Read the records below and copy each line that contains "Tlačítko".
===== EXTRACTED DATA =====
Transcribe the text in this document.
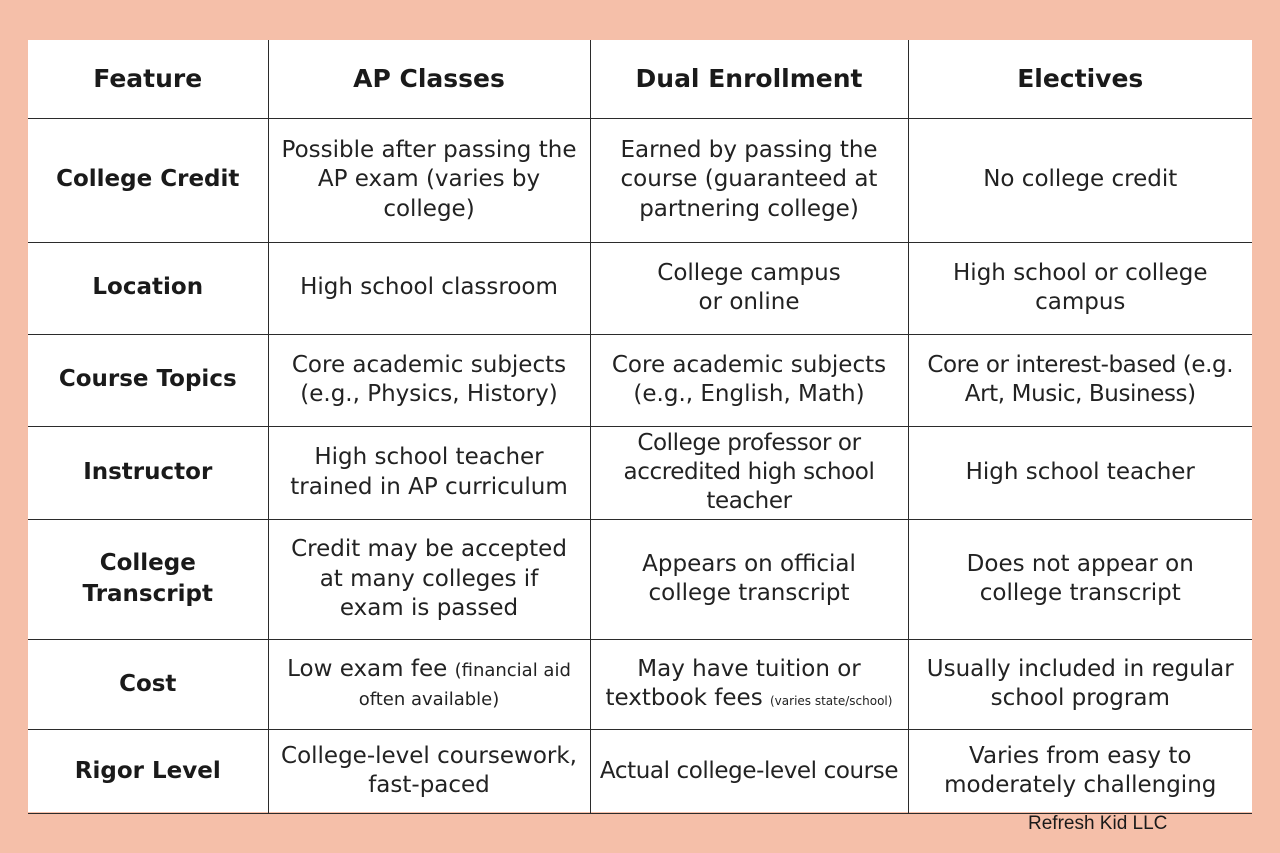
Feature	AP Classes	Dual Enrollment	Electives
College Credit	Possible after passing the AP exam (varies by college)	Earned by passing the course (guaranteed at partnering college)	No college credit
Location	High school classroom	College campus or online	High school or college campus
Course Topics	Core academic subjects (e.g., Physics, History)	Core academic subjects (e.g., English, Math)	Core or interest-based (e.g. Art, Music, Business)
Instructor	High school teacher trained in AP curriculum	College professor or accredited high school teacher	High school teacher
College Transcript	Credit may be accepted at many colleges if exam is passed	Appears on official college transcript	Does not appear on college transcript
Cost	Low exam fee (financial aid often available)	May have tuition or textbook fees (varies state/school)	Usually included in regular school program
Rigor Level	College-level coursework, fast-paced	Actual college-level course	Varies from easy to moderately challenging
Refresh Kid LLC
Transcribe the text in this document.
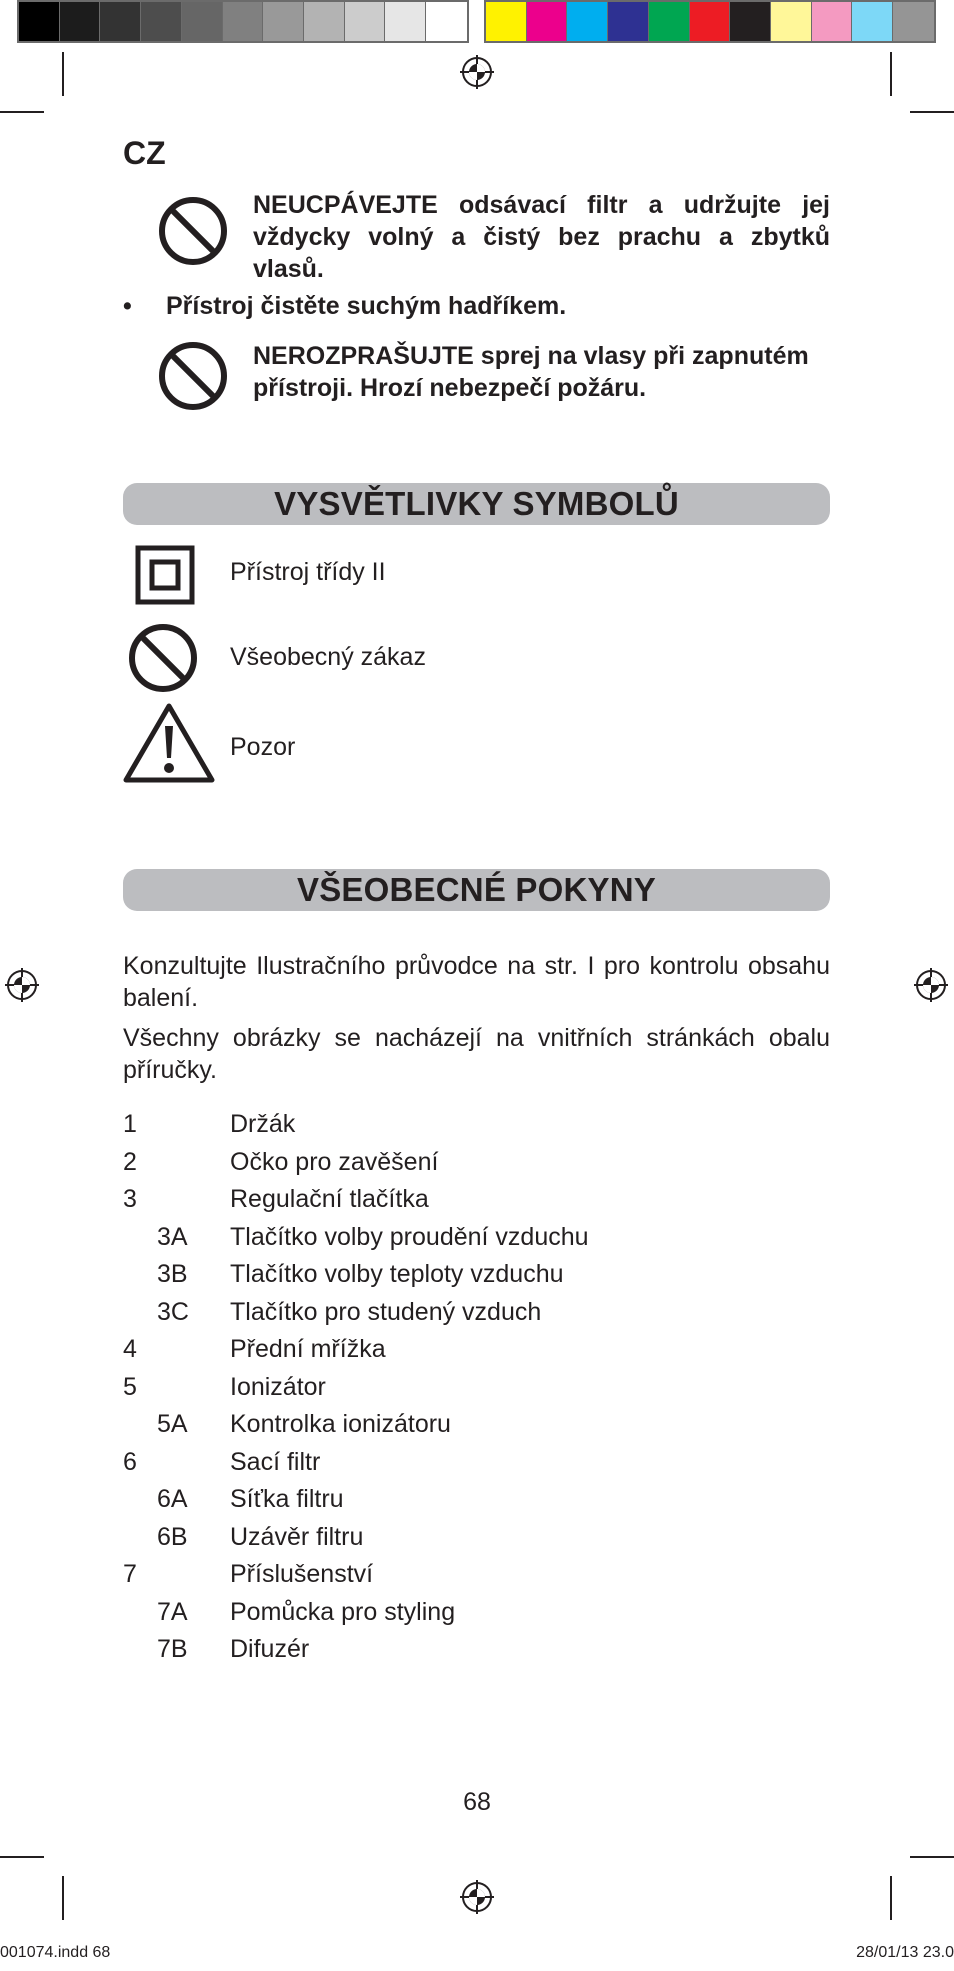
CZ
NEUCPÁVEJTE odsávací filtr a udržujte jej vždycky volný a čistý bez prachu a zbytků vlasů.
•	Přístroj čistěte suchým hadříkem.
NEROZPRAŠUJTE sprej na vlasy při zapnutém přístroji. Hrozí nebezpečí požáru.
VYSVĚTLIVKY SYMBOLŮ
Přístroj třídy II
Všeobecný zákaz
Pozor
VŠEOBECNÉ POKYNY
Konzultujte Ilustračního průvodce na str. I pro kontrolu obsahu balení.
Všechny obrázky se nacházejí na vnitřních stránkách obalu příručky.
1	Držák
2	Očko pro zavěšení
3	Regulační tlačítka
3A Tlačítko volby proudění vzduchu
3B Tlačítko volby teploty vzduchu
3C Tlačítko pro studený vzduch
4	Přední mřížka
5	Ionizátor
5A Kontrolka ionizátoru
6	Sací filtr
6A Síťka filtru
6B Uzávěr filtru
7	Příslušenství
7A Pomůcka pro styling
7B Difuzér
68
001074.indd 68	28/01/13 23.0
=====
OUTPUT BELOW:
3A Tlačítko volby proudění vzduchu
3B Tlačítko volby teploty vzduchu
3C Tlačítko pro studený vzduch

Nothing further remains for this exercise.